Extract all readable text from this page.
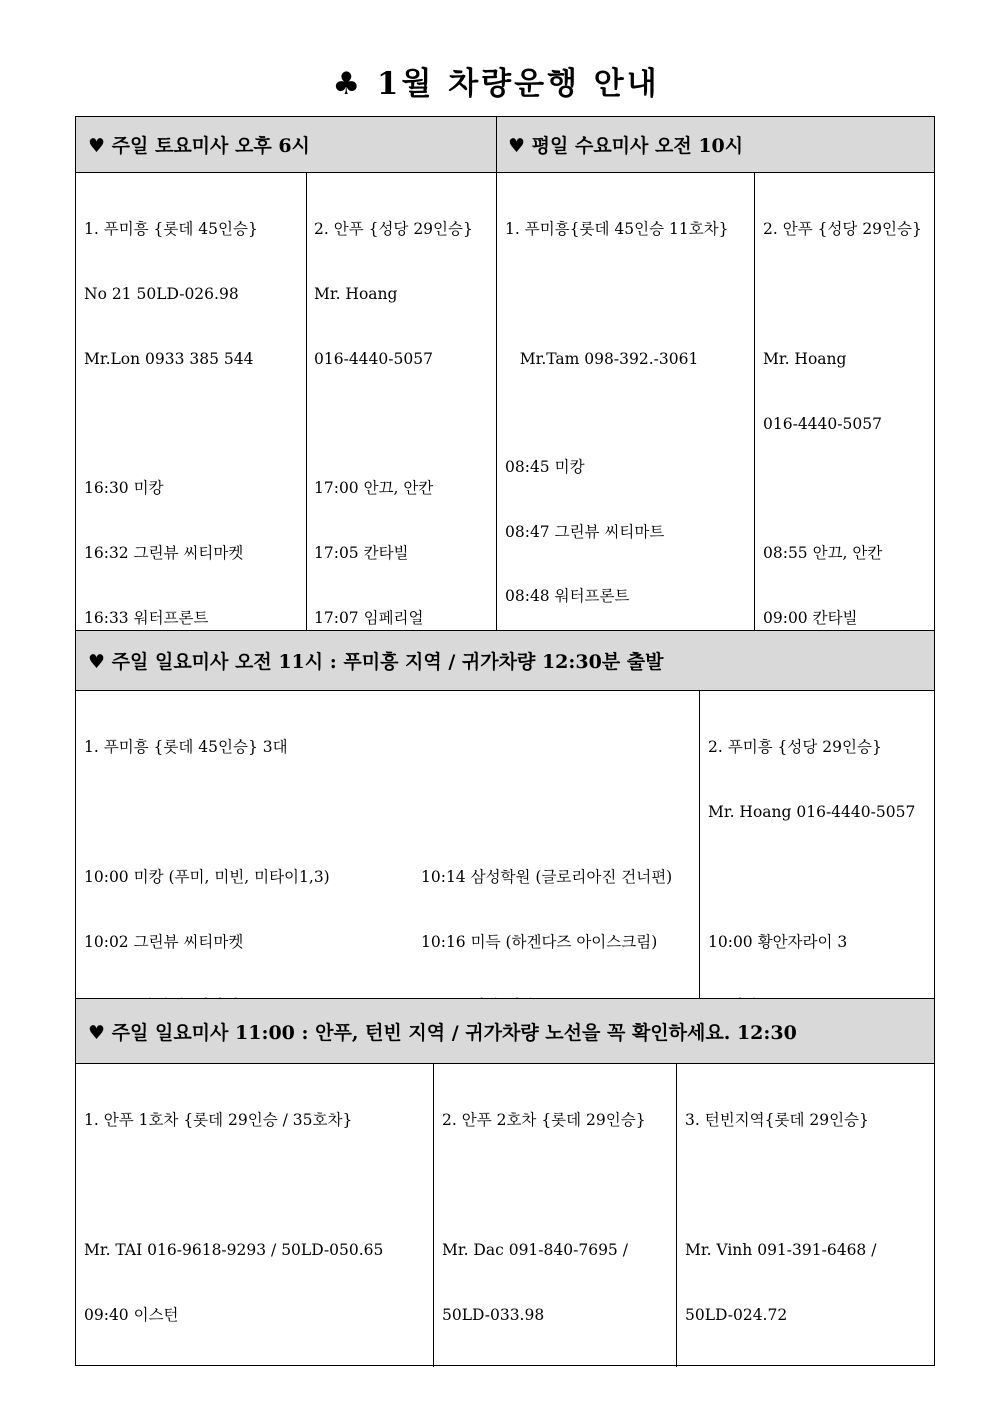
♣ 1월 차량운행 안내
♥ 주일 토요미사 오후 6시	♥ 평일 수요미사 오전 10시

1. 푸미흥 {롯데 45인승}

No 21 50LD-026.98

Mr.Lon 0933 385 544

16:30 미캉

16:32 그린뷰 씨티마켓

16:33 워터프론트

2. 안푸 {성당 29인승}

Mr. Hoang

016-4440-5057

17:00 안끄, 안칸

17:05 칸타빌

17:07 임페리얼

1. 푸미흥{롯데 45인승 11호차}

Mr.Tam 098-392.-3061

08:45 미캉

08:47 그린뷰 씨티마트

08:48 워터프론트

2. 안푸 {성당 29인승}

Mr. Hoang

016-4440-5057

08:55 안끄, 안칸

09:00 칸타빌

♥ 주일 일요미사 오전 11시 : 푸미흥 지역 / 귀가차량 12:30분 출발

1. 푸미흥 {롯데 45인승} 3대

10:00 미캉 (푸미, 미빈, 미타이1,3)

10:02 그린뷰 씨티마켓

10:14 삼성학원 (글로리아진 건너편)

10:16 미득 (하겐다즈 아이스크림)

2. 푸미흥 {성당 29인승}

Mr. Hoang 016-4440-5057

10:00 황안자라이 3

♥ 주일 일요미사 11:00 : 안푸, 턴빈 지역 / 귀가차량 노선을 꼭 확인하세요. 12:30

1. 안푸 1호차 {롯데 29인승 / 35호차}

Mr. TAI 016-9618-9293 / 50LD-050.65

09:40 이스턴

2. 안푸 2호차 {롯데 29인승}

Mr. Dac 091-840-7695 /

50LD-033.98

3. 턴빈지역{롯데 29인승}

Mr. Vinh 091-391-6468 /

50LD-024.72
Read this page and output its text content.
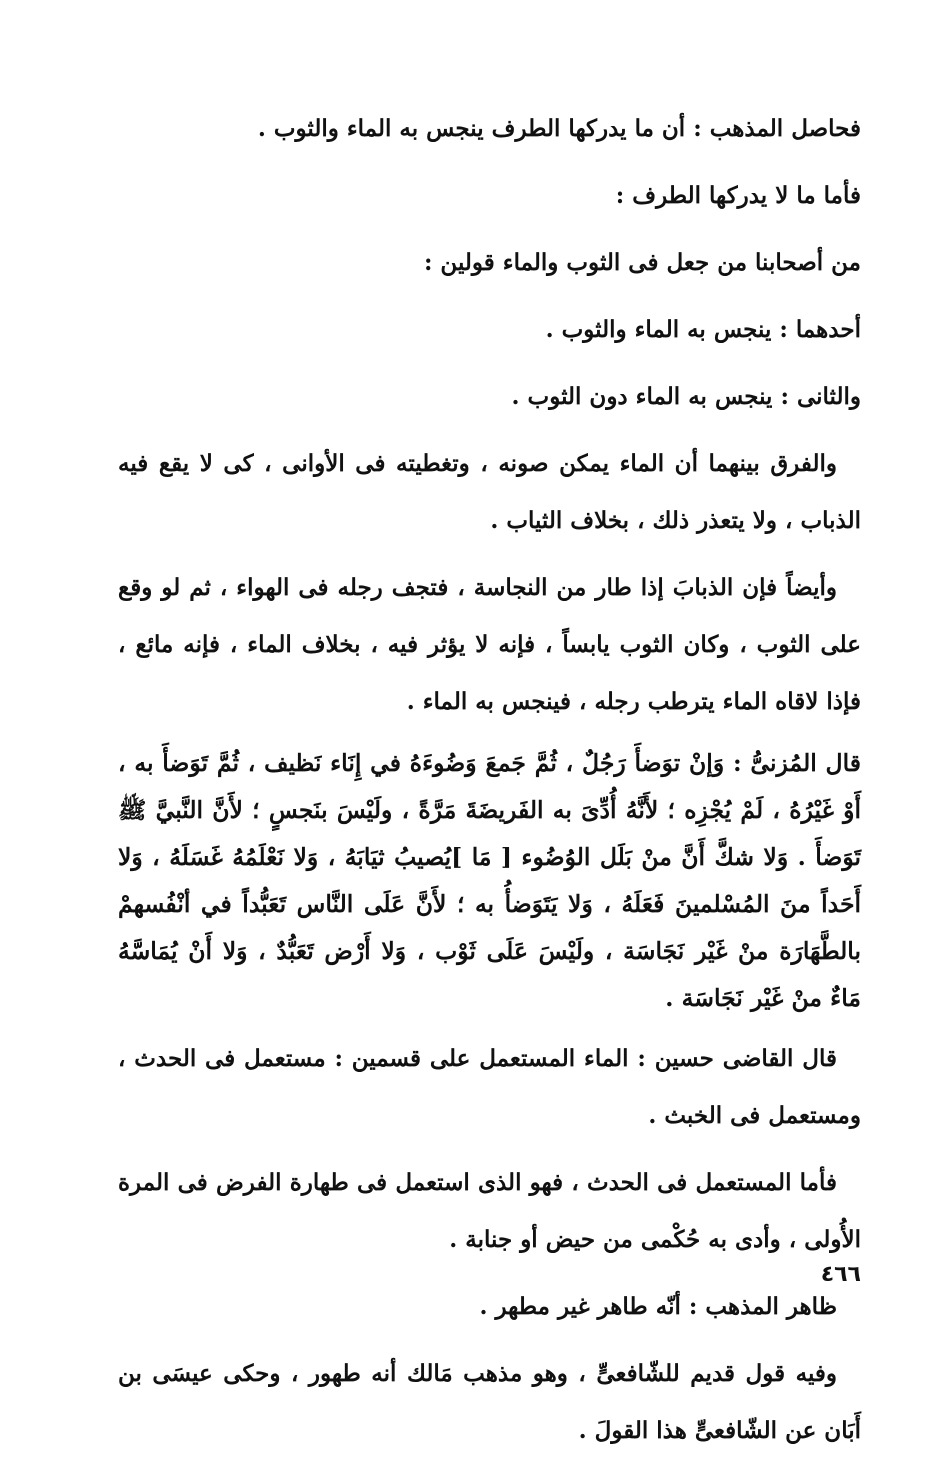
فحاصل المذهب : أن ما يدركها الطرف ينجس به الماء والثوب .

فأما ما لا يدركها الطرف :

من أصحابنا من جعل فى الثوب والماء قولين :

أحدهما : ينجس به الماء والثوب .

والثانى : ينجس به الماء دون الثوب .

والفرق بينهما أن الماء يمكن صونه ، وتغطيته فى الأوانى ، كى لا يقع فيه الذباب ، ولا يتعذر ذلك ، بخلاف الثياب .

وأيضاً فإن الذبابَ إذا طار من النجاسة ، فتجف رجله فى الهواء ، ثم لو وقع على الثوب ، وكان الثوب يابساً ، فإنه لا يؤثر فيه ، بخلاف الماء ، فإنه مائع ، فإذا لاقاه الماء يترطب رجله ، فينجس به الماء .

قال المُزنىُّ : وَإنْ توَضأَ رَجُلٌ ، ثُمَّ جَمعَ وَضُوءَهُ في إِنَاء نَظيف ، ثُمَّ تَوَضأَ به ، أَوْ غَيْرُهُ ، لَمْ يُجْزِه ؛ لأَنَّهُ أُدِّىَ به الفَريضَةَ مَرَّةً ، ولَيْسَ بنَجسٍ ؛ لأَنَّ النَّبيَّ ﷺ تَوَضأَ . وَلا شكَّ أَنَّ منْ بَلَل الوُضُوء [ مَا ]يُصيبُ ثيَابَهُ ، وَلا نَعْلَمُهُ غَسَلَهُ ، وَلا أَحَداً منَ المُسْلمينَ فَعَلَهُ ، وَلا يَتَوَضأُ به ؛ لأَنَّ عَلَى النَّاس تَعَبُّداً في أنْفُسهمْ بالطَّهَارَة منْ غَيْر نَجَاسَة ، ولَيْسَ عَلَى ثَوْب ، وَلا أَرْض تَعَبُّدٌ ، وَلا أَنْ يُمَاسَّهُ مَاءٌ منْ غَيْر نَجَاسَة .

قال القاضى حسين : الماء المستعمل على قسمين : مستعمل فى الحدث ، ومستعمل فى الخبث .

فأما المستعمل فى الحدث ، فهو الذى استعمل فى طهارة الفرض فى المرة الأُولى ، وأدى به حُكْمى من حيض أو جنابة .

ظاهر المذهب : أنّه طاهر غير مطهر .

وفيه قول قديم للشّافعىٍّ ، وهو مذهب مَالك أنه طهور ، وحكى عيسَى بن أَبَان عن الشّافعىٍّ هذا القولَ .

٤٦٦
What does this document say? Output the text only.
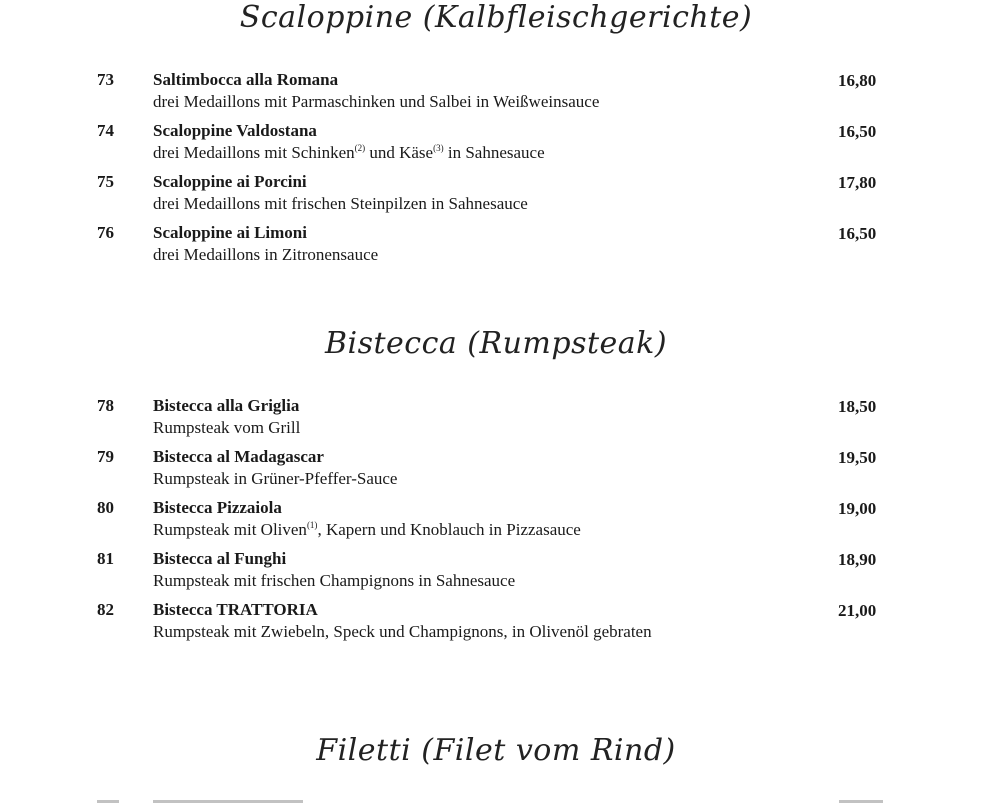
Scaloppine (Kalbfleischgerichte)
73 Saltimbocca alla Romana	16,80
drei Medaillons mit Parmaschinken und Salbei in Weißweinsauce
74 Scaloppine Valdostana	16,50
drei Medaillons mit Schinken$^{(2)}$ und Käse$^{(3)}$ in Sahnesauce
75 Scaloppine ai Porcini	17,80
drei Medaillons mit frischen Steinpilzen in Sahnesauce
76 Scaloppine ai Limoni	16,50
drei Medaillons in Zitronensauce
Bistecca (Rumpsteak)
78 Bistecca alla Griglia	18,50
Rumpsteak vom Grill
79 Bistecca al Madagascar	19,50
Rumpsteak in Grüner-Pfeffer-Sauce
80 Bistecca Pizzaiola	19,00
Rumpsteak mit Oliven$^{(1)}$, Kapern und Knoblauch in Pizzasauce
81 Bistecca al Funghi	18,90
Rumpsteak mit frischen Champignons in Sahnesauce
82 Bistecca TRATTORIA	21,00
Rumpsteak mit Zwiebeln, Speck und Champignons, in Olivenöl gebraten
Filetti (Filet vom Rind)
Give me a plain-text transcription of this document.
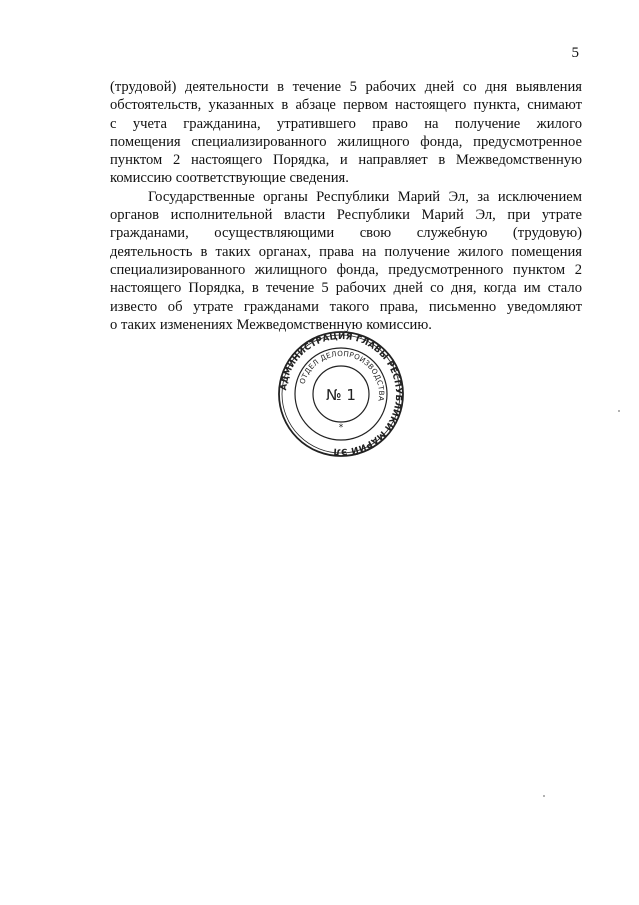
5
(трудовой) деятельности в течение 5 рабочих дней со дня выявления
обстоятельств, указанных в абзаце первом настоящего пункта, снимают
с учета гражданина, утратившего право на получение жилого
помещения специализированного жилищного фонда, предусмотренное
пунктом 2 настоящего Порядка, и направляет в Межведомственную
комиссию соответствующие сведения.
Государственные органы Республики Марий Эл, за исключением
органов исполнительной власти Республики Марий Эл, при утрате
гражданами, осуществляющими свою служебную (трудовую)
деятельность в таких органах, права на получение жилого помещения
специализированного жилищного фонда, предусмотренного пунктом 2
настоящего Порядка, в течение 5 рабочих дней со дня, когда им стало
известо об утрате гражданами такого права, письменно уведомляют
о таких изменениях Межведомственную комиссию.
АДМИНИСТРАЦИЯ ГЛАВЫ РЕСПУБЛИКИ МАРИЙ ЭЛ
ОТДЕЛ ДЕЛОПРОИЗВОДСТВА
№ 1
*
▬▬▬
What to do: Without the pictures, extract every entry verbatim.

Solution to this task:
Extract all readable text from this page.
♣ 1월 차량운행 안내
♥ 주일 토요미사 오후 6시	♥ 평일 수요미사 오전 10시

1. 푸미흥 {롯데 45인승}

No 21 50LD-026.98

Mr.Lon 0933 385 544

16:30 미캉

16:32 그린뷰 씨티마켓

16:33 워터프론트

2. 안푸 {성당 29인승}

Mr. Hoang

016-4440-5057

17:00 안끄, 안칸

17:05 칸타빌

17:07 임페리얼

1. 푸미흥{롯데 45인승 11호차}

Mr.Tam 098-392.-3061

08:45 미캉

08:47 그린뷰 씨티마트

08:48 워터프론트

2. 안푸 {성당 29인승}

Mr. Hoang

016-4440-5057

08:55 안끄, 안칸

09:00 칸타빌

♥ 주일 일요미사 오전 11시 : 푸미흥 지역 / 귀가차량 12:30분 출발

1. 푸미흥 {롯데 45인승} 3대

10:00 미캉 (푸미, 미빈, 미타이1,3)

10:02 그린뷰 씨티마켓

10:14 삼성학원 (글로리아진 건너편)

10:16 미득 (하겐다즈 아이스크림)

2. 푸미흥 {성당 29인승}

Mr. Hoang 016-4440-5057

10:00 황안자라이 3

♥ 주일 일요미사 11:00 : 안푸, 턴빈 지역 / 귀가차량 노선을 꼭 확인하세요. 12:30

1. 안푸 1호차 {롯데 29인승 / 35호차}

Mr. TAI 016-9618-9293 / 50LD-050.65

09:40 이스턴

2. 안푸 2호차 {롯데 29인승}

Mr. Dac 091-840-7695 /

50LD-033.98

3. 턴빈지역{롯데 29인승}

Mr. Vinh 091-391-6468 /

50LD-024.72
Read this page and output its text content.
فحاصل المذهب : أن ما يدركها الطرف ينجس به الماء والثوب .

فأما ما لا يدركها الطرف :

من أصحابنا من جعل فى الثوب والماء قولين :

أحدهما : ينجس به الماء والثوب .

والثانى : ينجس به الماء دون الثوب .

والفرق بينهما أن الماء يمكن صونه ، وتغطيته فى الأوانى ، كى لا يقع فيه الذباب ، ولا يتعذر ذلك ، بخلاف الثياب .

وأيضاً فإن الذبابَ إذا طار من النجاسة ، فتجف رجله فى الهواء ، ثم لو وقع على الثوب ، وكان الثوب يابساً ، فإنه لا يؤثر فيه ، بخلاف الماء ، فإنه مائع ، فإذا لاقاه الماء يترطب رجله ، فينجس به الماء .

قال المُزنىُّ : وَإنْ توَضأَ رَجُلٌ ، ثُمَّ جَمعَ وَضُوءَهُ في إِنَاء نَظيف ، ثُمَّ تَوَضأَ به ، أَوْ غَيْرُهُ ، لَمْ يُجْزِه ؛ لأَنَّهُ أُدِّىَ به الفَريضَةَ مَرَّةً ، ولَيْسَ بنَجسٍ ؛ لأَنَّ النَّبيَّ ﷺ تَوَضأَ . وَلا شكَّ أَنَّ منْ بَلَل الوُضُوء [ مَا ]يُصيبُ ثيَابَهُ ، وَلا نَعْلَمُهُ غَسَلَهُ ، وَلا أَحَداً منَ المُسْلمينَ فَعَلَهُ ، وَلا يَتَوَضأُ به ؛ لأَنَّ عَلَى النَّاس تَعَبُّداً في أنْفُسهمْ بالطَّهَارَة منْ غَيْر نَجَاسَة ، ولَيْسَ عَلَى ثَوْب ، وَلا أَرْض تَعَبُّدٌ ، وَلا أَنْ يُمَاسَّهُ مَاءٌ منْ غَيْر نَجَاسَة .

قال القاضى حسين : الماء المستعمل على قسمين : مستعمل فى الحدث ، ومستعمل فى الخبث .

فأما المستعمل فى الحدث ، فهو الذى استعمل فى طهارة الفرض فى المرة الأُولى ، وأدى به حُكْمى من حيض أو جنابة .

ظاهر المذهب : أنّه طاهر غير مطهر .

وفيه قول قديم للشّافعىٍّ ، وهو مذهب مَالك أنه طهور ، وحكى عيسَى بن أَبَان عن الشّافعىٍّ هذا القولَ .

٤٦٦
What does this document say? Output the text only.
Scaloppine (Kalbfleischgerichte)
73 Saltimbocca alla Romana	16,80
drei Medaillons mit Parmaschinken und Salbei in Weißweinsauce
74 Scaloppine Valdostana	16,50
drei Medaillons mit Schinken$^{(2)}$ und Käse$^{(3)}$ in Sahnesauce
75 Scaloppine ai Porcini	17,80
drei Medaillons mit frischen Steinpilzen in Sahnesauce
76 Scaloppine ai Limoni	16,50
drei Medaillons in Zitronensauce
Bistecca (Rumpsteak)
78 Bistecca alla Griglia	18,50
Rumpsteak vom Grill
79 Bistecca al Madagascar	19,50
Rumpsteak in Grüner-Pfeffer-Sauce
80 Bistecca Pizzaiola	19,00
Rumpsteak mit Oliven$^{(1)}$, Kapern und Knoblauch in Pizzasauce
81 Bistecca al Funghi	18,90
Rumpsteak mit frischen Champignons in Sahnesauce
82 Bistecca TRATTORIA	21,00
Rumpsteak mit Zwiebeln, Speck und Champignons, in Olivenöl gebraten
Filetti (Filet vom Rind)
Give me a plain-text transcription of this document.
5
(трудовой) деятельности в течение 5 рабочих дней со дня выявления
обстоятельств, указанных в абзаце первом настоящего пункта, снимают
с учета гражданина, утратившего право на получение жилого
помещения специализированного жилищного фонда, предусмотренное
пунктом 2 настоящего Порядка, и направляет в Межведомственную
комиссию соответствующие сведения.
Государственные органы Республики Марий Эл, за исключением
органов исполнительной власти Республики Марий Эл, при утрате
гражданами, осуществляющими свою служебную (трудовую)
деятельность в таких органах, права на получение жилого помещения
специализированного жилищного фонда, предусмотренного пунктом 2
настоящего Порядка, в течение 5 рабочих дней со дня, когда им стало
известо об утрате гражданами такого права, письменно уведомляют
о таких изменениях Межведомственную комиссию.
АДМИНИСТРАЦИЯ ГЛАВЫ РЕСПУБЛИКИ МАРИЙ ЭЛ
ОТДЕЛ ДЕЛОПРОИЗВОДСТВА
№ 1
*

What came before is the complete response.